What is being asked
Please extend the essay below about kids growing up in Montana's Yellowstone Country, picking up right after its last sentence.

Passage to read
- - - - - - -

Notes from the Road: How a Yellowstone Country Kid Grows Up
I grew up in a snowy place. A place that was gray and stormy and was somewhere in the Minnesota - Maine corridor, where winters were fierce, the snow was wet and the local Prozac prescription per capita was among the highest in the nation (it was the sun deprivation, essentially).
But I grew up surrounded by snow in the winter, which meant the move to Montana a few years ago wasn’t going to faze me. I had survived winters without snow tires and my dad taught me to do donuts in the cul-de-sac. Heck, I survived the era before performance wear, when my mom dressed me in cotton turtlenecks and silk long johns for ski lessons and my snow gear most definitely did not have a Gore-Tex finish. (I also survived a KD Lang haircut, but that’s another story for another time.)
So when I moved to Montana’s Yellowstone Country from the biggest urban center in the northern U.S., I figured it would be like a homecoming (minus the Prozac).
Except that kids growing up in Yellowstone Country are a different breed. They’ve garnered a veritable encyclopedia of knowledge about the outdoors, gleaned from their parents, their teachers, camping trips and outdoor excursions. They’ve learned not only to appreciate the outdoors, but also to make it their second home.
Yellowstone Country kids are taught, for instance, that if you ever get caught and buried in an avalanche, you should spit so that you know which way is up or down. (That was definitely not required knowledge in my suburban grade school.)
Yellowstone Country grade school playgrounds are flooded in the winter so they can ice skate during recess.
Kids here own no fewer than three different jackets, five hats and four different helmets. And, it should be noted that, despite owning all of this outdoor gear, it’s not unusual to see kids in shorts or without jackets in the dead of winter. It’s almost like growing up here makes them impervious to winter’s chill.
They actually understand the whole Earth Science unit on rock striations and mountain formations and the various phases of rock pressurization because Yellowstone National Park is in their backyard.

- - - - - - -

Records shown
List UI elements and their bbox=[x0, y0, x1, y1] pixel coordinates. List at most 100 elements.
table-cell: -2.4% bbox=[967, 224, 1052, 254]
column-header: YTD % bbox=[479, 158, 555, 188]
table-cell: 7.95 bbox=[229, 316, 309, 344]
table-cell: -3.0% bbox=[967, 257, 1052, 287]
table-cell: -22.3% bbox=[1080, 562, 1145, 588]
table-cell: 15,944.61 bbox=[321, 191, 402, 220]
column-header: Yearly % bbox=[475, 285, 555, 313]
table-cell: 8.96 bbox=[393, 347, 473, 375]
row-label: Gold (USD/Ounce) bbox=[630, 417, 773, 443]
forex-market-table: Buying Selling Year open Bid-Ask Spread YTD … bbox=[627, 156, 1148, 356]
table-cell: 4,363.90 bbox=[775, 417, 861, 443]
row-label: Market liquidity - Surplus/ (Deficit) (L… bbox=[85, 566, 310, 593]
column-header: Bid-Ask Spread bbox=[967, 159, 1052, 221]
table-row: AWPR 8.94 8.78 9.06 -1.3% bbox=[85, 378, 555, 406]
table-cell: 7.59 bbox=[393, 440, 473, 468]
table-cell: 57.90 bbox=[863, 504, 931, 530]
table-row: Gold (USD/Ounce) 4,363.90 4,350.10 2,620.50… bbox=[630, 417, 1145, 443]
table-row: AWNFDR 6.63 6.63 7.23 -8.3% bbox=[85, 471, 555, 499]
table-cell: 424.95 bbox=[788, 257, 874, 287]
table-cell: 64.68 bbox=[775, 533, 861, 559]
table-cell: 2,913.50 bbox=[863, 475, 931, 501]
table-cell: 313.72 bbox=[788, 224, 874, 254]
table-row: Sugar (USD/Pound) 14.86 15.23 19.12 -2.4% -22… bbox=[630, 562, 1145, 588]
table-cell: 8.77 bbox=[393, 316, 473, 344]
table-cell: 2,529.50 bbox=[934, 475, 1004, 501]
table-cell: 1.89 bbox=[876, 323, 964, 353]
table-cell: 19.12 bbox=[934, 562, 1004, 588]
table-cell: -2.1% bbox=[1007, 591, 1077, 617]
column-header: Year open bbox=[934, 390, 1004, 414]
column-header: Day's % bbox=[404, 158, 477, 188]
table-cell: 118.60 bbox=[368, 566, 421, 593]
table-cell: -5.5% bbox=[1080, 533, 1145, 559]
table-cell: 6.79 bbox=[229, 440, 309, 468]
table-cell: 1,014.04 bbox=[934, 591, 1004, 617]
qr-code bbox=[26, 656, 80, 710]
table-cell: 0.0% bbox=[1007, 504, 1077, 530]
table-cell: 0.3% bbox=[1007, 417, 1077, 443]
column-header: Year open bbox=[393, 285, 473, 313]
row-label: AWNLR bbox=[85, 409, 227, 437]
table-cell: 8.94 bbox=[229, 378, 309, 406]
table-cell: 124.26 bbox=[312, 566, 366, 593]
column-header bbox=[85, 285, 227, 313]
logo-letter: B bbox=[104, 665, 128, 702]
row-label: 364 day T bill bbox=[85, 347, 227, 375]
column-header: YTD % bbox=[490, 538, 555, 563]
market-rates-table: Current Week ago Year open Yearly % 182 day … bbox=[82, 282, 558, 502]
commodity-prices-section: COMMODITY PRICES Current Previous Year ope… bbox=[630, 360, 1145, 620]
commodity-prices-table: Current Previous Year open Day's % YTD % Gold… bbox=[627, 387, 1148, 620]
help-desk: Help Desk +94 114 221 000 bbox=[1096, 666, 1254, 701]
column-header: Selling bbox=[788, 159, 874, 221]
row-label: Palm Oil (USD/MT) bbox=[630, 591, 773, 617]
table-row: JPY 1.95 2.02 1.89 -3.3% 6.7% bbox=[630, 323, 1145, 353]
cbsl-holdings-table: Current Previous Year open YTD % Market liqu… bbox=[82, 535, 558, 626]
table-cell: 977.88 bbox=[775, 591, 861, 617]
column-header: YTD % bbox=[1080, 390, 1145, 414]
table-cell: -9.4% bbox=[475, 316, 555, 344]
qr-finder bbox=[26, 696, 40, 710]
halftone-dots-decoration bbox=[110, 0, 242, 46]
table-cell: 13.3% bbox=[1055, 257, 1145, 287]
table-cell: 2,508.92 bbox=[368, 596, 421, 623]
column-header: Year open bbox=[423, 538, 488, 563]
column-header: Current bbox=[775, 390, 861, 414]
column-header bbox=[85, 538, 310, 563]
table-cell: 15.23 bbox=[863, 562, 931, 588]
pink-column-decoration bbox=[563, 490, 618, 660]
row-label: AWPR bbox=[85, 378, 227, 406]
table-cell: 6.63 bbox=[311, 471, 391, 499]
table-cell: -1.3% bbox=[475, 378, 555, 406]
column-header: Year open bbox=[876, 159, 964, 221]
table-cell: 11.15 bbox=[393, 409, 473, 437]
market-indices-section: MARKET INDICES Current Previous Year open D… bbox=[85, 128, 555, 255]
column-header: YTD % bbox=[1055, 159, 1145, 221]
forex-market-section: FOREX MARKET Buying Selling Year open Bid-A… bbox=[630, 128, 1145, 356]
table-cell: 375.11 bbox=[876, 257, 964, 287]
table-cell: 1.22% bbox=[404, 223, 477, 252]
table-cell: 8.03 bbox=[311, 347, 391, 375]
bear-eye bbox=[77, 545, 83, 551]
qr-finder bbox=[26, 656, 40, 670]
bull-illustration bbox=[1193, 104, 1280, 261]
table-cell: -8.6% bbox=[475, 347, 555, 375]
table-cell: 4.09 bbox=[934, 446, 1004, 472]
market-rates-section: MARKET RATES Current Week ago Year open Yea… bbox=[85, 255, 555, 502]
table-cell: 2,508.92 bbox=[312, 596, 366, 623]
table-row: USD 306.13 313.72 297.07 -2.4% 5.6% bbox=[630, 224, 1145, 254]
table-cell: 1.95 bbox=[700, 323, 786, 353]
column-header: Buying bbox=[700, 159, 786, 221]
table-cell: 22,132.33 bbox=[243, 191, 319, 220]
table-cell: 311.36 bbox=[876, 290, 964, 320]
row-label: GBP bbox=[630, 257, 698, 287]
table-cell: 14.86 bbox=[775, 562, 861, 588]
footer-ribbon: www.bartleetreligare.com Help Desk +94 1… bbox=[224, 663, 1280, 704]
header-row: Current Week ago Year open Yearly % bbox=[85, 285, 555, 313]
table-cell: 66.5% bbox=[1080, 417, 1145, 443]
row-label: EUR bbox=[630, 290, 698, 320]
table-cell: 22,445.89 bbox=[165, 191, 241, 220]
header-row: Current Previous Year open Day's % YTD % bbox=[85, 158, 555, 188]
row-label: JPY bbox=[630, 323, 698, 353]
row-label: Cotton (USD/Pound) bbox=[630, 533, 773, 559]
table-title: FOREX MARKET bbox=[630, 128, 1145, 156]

- - - - - - -

Task response
Instead of field trips to country museums and the Federal Reserve Bank, they go to Red Lodge Mountain, Bridger Bowl and Big Sky. With their skis and snowboards. To study snow durability and ski jump formations, presumably.
On weekends, ballet lessons and soccer practice are often sandwiched between fly fishing trips and backpacking expeditions.
Kids often own small rifles, archery sets and knives before they’re in grade school. And, contrary to A Christmas Story, no one worries about anyone shooting his or her eye out.
It’s not unusual to see a tiny baby bundled against its mama’s chest as she paddles the Yellowstone River in a canoe or raft. Similarly, most kids don’t remember their first camping trips because they were too little.
They don’t troll the mall with their friends on weekends because they’re too busy trolling ski descents, rock walls and BMX parks.
Moose, elk, bison and deer sightings don’t faze them. A glimpse of someone standing in a lift line in jeans and an NFL Starter jacket, however, does.
If it’s early and before the plows have made their rounds, snowmobiling or cross-country skiing to school after a big snow dump isn’t out of the question.
And most importantly, if a Yellowstone Country kid read any of these, they’d just say "Yeah? What’s the big deal?"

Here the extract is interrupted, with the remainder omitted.